═══ Supplied entries ═══
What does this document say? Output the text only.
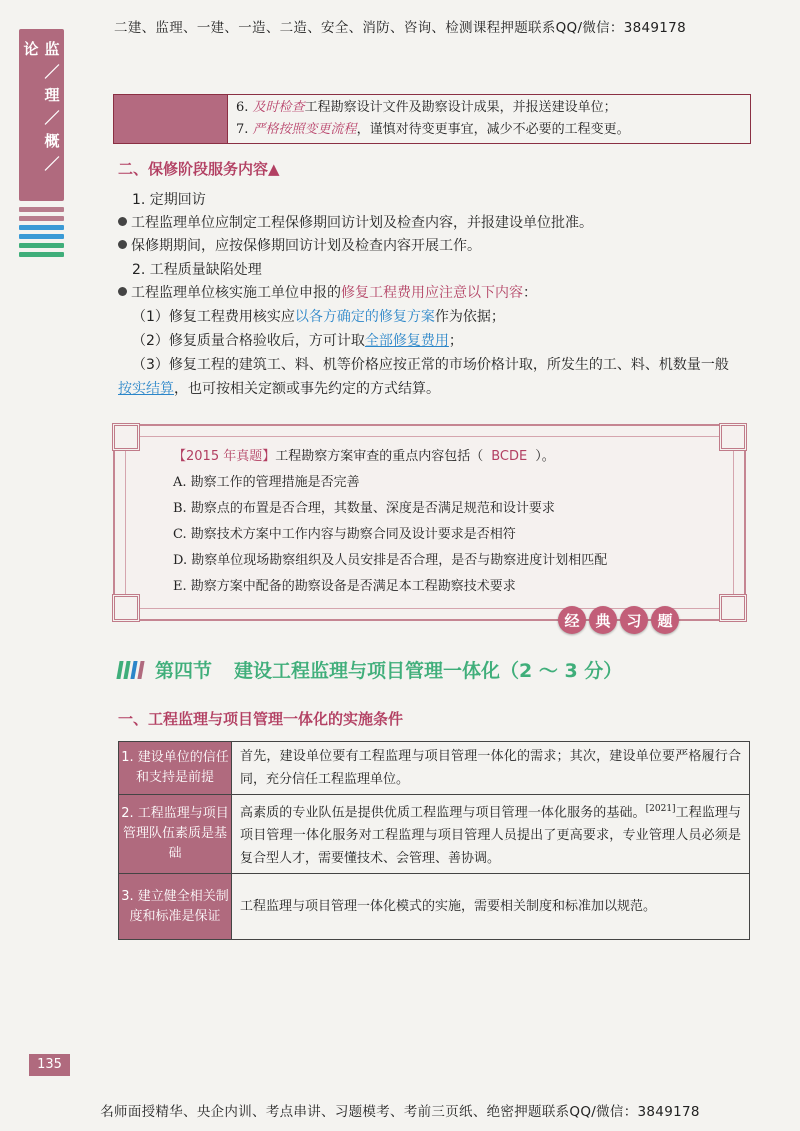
二建、监理、一建、一造、二造、安全、消防、咨询、检测课程押题联系QQ/微信：3849178
监／理／概／论
6. 及时检查工程勘察设计文件及勘察设计成果，并报送建设单位；
7. 严格按照变更流程，谨慎对待变更事宜，减少不必要的工程变更。
二、保修阶段服务内容▲
1. 定期回访
工程监理单位应制定工程保修期回访计划及检查内容，并报建设单位批准。
保修期期间，应按保修期回访计划及检查内容开展工作。
2. 工程质量缺陷处理
工程监理单位核实施工单位申报的修复工程费用应注意以下内容：
（1）修复工程费用核实应以各方确定的修复方案作为依据；
（2）修复质量合格验收后，方可计取全部修复费用；
（3）修复工程的建筑工、料、机等价格应按正常的市场价格计取，所发生的工、料、机数量一般
按实结算，也可按相关定额或事先约定的方式结算。
【2015 年真题】工程勘察方案审查的重点内容包括（ BCDE ）。
A. 勘察工作的管理措施是否完善
B. 勘察点的布置是否合理，其数量、深度是否满足规范和设计要求
C. 勘察技术方案中工作内容与勘察合同及设计要求是否相符
D. 勘察单位现场勘察组织及人员安排是否合理，是否与勘察进度计划相匹配
E. 勘察方案中配备的勘察设备是否满足本工程勘察技术要求
经	典	习	题
第四节 建设工程监理与项目管理一体化（2 ～ 3 分）
一、工程监理与项目管理一体化的实施条件
1. 建设单位的信任和支持是前提	首先，建设单位要有工程监理与项目管理一体化的需求；其次，建设单位要严格履行合同，充分信任工程监理单位。
2. 工程监理与项目管理队伍素质是基础	高素质的专业队伍是提供优质工程监理与项目管理一体化服务的基础。[2021]工程监理与项目管理一体化服务对工程监理与项目管理人员提出了更高要求，专业管理人员必须是复合型人才，需要懂技术、会管理、善协调。
3. 建立健全相关制度和标准是保证	工程监理与项目管理一体化模式的实施，需要相关制度和标准加以规范。
135
名师面授精华、央企内训、考点串讲、习题模考、考前三页纸、绝密押题联系QQ/微信：3849178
═══
» **Exercise aim**
Write out all the records again, exactly, minus any pictures.

» **Task response**
What does this document say? Output the text only.
二建、监理、一建、一造、二造、安全、消防、咨询、检测课程押题联系QQ/微信：3849178
监／理／概／论
6. 及时检查工程勘察设计文件及勘察设计成果，并报送建设单位；
7. 严格按照变更流程，谨慎对待变更事宜，减少不必要的工程变更。
二、保修阶段服务内容▲
1. 定期回访
工程监理单位应制定工程保修期回访计划及检查内容，并报建设单位批准。
保修期期间，应按保修期回访计划及检查内容开展工作。
2. 工程质量缺陷处理
工程监理单位核实施工单位申报的修复工程费用应注意以下内容：
（1）修复工程费用核实应以各方确定的修复方案作为依据；
（2）修复质量合格验收后，方可计取全部修复费用；
（3）修复工程的建筑工、料、机等价格应按正常的市场价格计取，所发生的工、料、机数量一般
按实结算，也可按相关定额或事先约定的方式结算。
【2015 年真题】工程勘察方案审查的重点内容包括（ BCDE ）。
A. 勘察工作的管理措施是否完善
B. 勘察点的布置是否合理，其数量、深度是否满足规范和设计要求
C. 勘察技术方案中工作内容与勘察合同及设计要求是否相符
D. 勘察单位现场勘察组织及人员安排是否合理，是否与勘察进度计划相匹配
E. 勘察方案中配备的勘察设备是否满足本工程勘察技术要求
经	典	习	题
第四节 建设工程监理与项目管理一体化（2 ～ 3 分）
一、工程监理与项目管理一体化的实施条件
1. 建设单位的信任和支持是前提	首先，建设单位要有工程监理与项目管理一体化的需求；其次，建设单位要严格履行合同，充分信任工程监理单位。
2. 工程监理与项目管理队伍素质是基础	高素质的专业队伍是提供优质工程监理与项目管理一体化服务的基础。[2021]工程监理与项目管理一体化服务对工程监理与项目管理人员提出了更高要求，专业管理人员必须是复合型人才，需要懂技术、会管理、善协调。
3. 建立健全相关制度和标准是保证	工程监理与项目管理一体化模式的实施，需要相关制度和标准加以规范。
135
名师面授精华、央企内训、考点串讲、习题模考、考前三页纸、绝密押题联系QQ/微信：3849178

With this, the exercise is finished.